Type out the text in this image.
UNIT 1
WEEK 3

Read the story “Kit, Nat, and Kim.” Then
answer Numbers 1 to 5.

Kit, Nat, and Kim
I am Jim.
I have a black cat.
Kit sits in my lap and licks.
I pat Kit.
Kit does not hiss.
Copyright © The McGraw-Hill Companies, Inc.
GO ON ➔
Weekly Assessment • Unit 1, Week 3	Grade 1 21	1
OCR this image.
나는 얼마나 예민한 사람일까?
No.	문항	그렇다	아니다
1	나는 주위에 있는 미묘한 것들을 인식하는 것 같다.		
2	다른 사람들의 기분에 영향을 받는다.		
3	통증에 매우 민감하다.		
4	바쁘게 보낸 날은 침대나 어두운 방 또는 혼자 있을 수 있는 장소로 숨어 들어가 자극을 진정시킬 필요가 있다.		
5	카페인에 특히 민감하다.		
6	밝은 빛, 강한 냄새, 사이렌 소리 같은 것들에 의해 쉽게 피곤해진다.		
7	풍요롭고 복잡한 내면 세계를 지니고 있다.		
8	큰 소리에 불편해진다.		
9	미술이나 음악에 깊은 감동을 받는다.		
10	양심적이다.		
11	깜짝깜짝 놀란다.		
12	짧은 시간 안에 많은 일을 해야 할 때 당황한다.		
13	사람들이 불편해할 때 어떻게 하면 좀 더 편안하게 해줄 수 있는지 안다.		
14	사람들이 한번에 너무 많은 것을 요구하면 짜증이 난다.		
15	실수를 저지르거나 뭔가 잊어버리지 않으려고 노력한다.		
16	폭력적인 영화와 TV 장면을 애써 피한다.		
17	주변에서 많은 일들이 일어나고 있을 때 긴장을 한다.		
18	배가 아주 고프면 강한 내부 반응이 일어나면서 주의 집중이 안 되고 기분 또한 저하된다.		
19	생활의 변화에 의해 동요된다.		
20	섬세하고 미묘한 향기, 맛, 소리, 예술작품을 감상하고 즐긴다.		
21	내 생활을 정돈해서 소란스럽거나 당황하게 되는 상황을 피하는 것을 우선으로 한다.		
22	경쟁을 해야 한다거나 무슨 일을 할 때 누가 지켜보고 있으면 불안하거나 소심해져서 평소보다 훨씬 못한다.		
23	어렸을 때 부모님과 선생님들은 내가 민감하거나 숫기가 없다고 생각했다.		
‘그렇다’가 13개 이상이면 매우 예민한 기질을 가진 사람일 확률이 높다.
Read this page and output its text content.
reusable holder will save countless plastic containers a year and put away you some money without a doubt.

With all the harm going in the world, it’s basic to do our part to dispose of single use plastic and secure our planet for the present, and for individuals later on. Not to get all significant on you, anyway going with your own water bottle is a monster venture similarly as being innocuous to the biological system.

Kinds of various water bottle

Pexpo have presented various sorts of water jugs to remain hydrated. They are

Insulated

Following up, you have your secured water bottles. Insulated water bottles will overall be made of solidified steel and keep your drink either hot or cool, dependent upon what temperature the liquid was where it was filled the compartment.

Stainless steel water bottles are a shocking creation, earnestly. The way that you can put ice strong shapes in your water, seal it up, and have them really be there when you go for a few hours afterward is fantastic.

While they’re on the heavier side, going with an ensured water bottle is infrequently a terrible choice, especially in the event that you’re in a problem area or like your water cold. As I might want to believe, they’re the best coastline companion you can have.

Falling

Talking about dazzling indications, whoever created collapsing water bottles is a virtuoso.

○ ○ ○ ○ ○

- What is required
All of the entries above need to be reproduced exactly.

- Exercise result
Type out the text in this image.
UNIT 1
WEEK 3

Read the story “Kit, Nat, and Kim.” Then
answer Numbers 1 to 5.

Kit, Nat, and Kim
I am Jim.
I have a black cat.
Kit sits in my lap and licks.
I pat Kit.
Kit does not hiss.
Copyright © The McGraw-Hill Companies, Inc.
GO ON ➔
Weekly Assessment • Unit 1, Week 3	Grade 1 21	1
OCR this image.
나는 얼마나 예민한 사람일까?
No.	문항	그렇다	아니다
1	나는 주위에 있는 미묘한 것들을 인식하는 것 같다.		
2	다른 사람들의 기분에 영향을 받는다.		
3	통증에 매우 민감하다.		
4	바쁘게 보낸 날은 침대나 어두운 방 또는 혼자 있을 수 있는 장소로 숨어 들어가 자극을 진정시킬 필요가 있다.		
5	카페인에 특히 민감하다.		
6	밝은 빛, 강한 냄새, 사이렌 소리 같은 것들에 의해 쉽게 피곤해진다.		
7	풍요롭고 복잡한 내면 세계를 지니고 있다.		
8	큰 소리에 불편해진다.		
9	미술이나 음악에 깊은 감동을 받는다.		
10	양심적이다.		
11	깜짝깜짝 놀란다.		
12	짧은 시간 안에 많은 일을 해야 할 때 당황한다.		
13	사람들이 불편해할 때 어떻게 하면 좀 더 편안하게 해줄 수 있는지 안다.		
14	사람들이 한번에 너무 많은 것을 요구하면 짜증이 난다.		
15	실수를 저지르거나 뭔가 잊어버리지 않으려고 노력한다.		
16	폭력적인 영화와 TV 장면을 애써 피한다.		
17	주변에서 많은 일들이 일어나고 있을 때 긴장을 한다.		
18	배가 아주 고프면 강한 내부 반응이 일어나면서 주의 집중이 안 되고 기분 또한 저하된다.		
19	생활의 변화에 의해 동요된다.		
20	섬세하고 미묘한 향기, 맛, 소리, 예술작품을 감상하고 즐긴다.		
21	내 생활을 정돈해서 소란스럽거나 당황하게 되는 상황을 피하는 것을 우선으로 한다.		
22	경쟁을 해야 한다거나 무슨 일을 할 때 누가 지켜보고 있으면 불안하거나 소심해져서 평소보다 훨씬 못한다.		
23	어렸을 때 부모님과 선생님들은 내가 민감하거나 숫기가 없다고 생각했다.		
‘그렇다’가 13개 이상이면 매우 예민한 기질을 가진 사람일 확률이 높다.
Read this page and output its text content.
reusable holder will save countless plastic containers a year and put away you some money without a doubt.

With all the harm going in the world, it’s basic to do our part to dispose of single use plastic and secure our planet for the present, and for individuals later on. Not to get all significant on you, anyway going with your own water bottle is a monster venture similarly as being innocuous to the biological system.

Kinds of various water bottle

Pexpo have presented various sorts of water jugs to remain hydrated. They are

Insulated

Following up, you have your secured water bottles. Insulated water bottles will overall be made of solidified steel and keep your drink either hot or cool, dependent upon what temperature the liquid was where it was filled the compartment.

Stainless steel water bottles are a shocking creation, earnestly. The way that you can put ice strong shapes in your water, seal it up, and have them really be there when you go for a few hours afterward is fantastic.

While they’re on the heavier side, going with an ensured water bottle is infrequently a terrible choice, especially in the event that you’re in a problem area or like your water cold. As I might want to believe, they’re the best coastline companion you can have.

Falling

Talking about dazzling indications, whoever created collapsing water bottles is a virtuoso.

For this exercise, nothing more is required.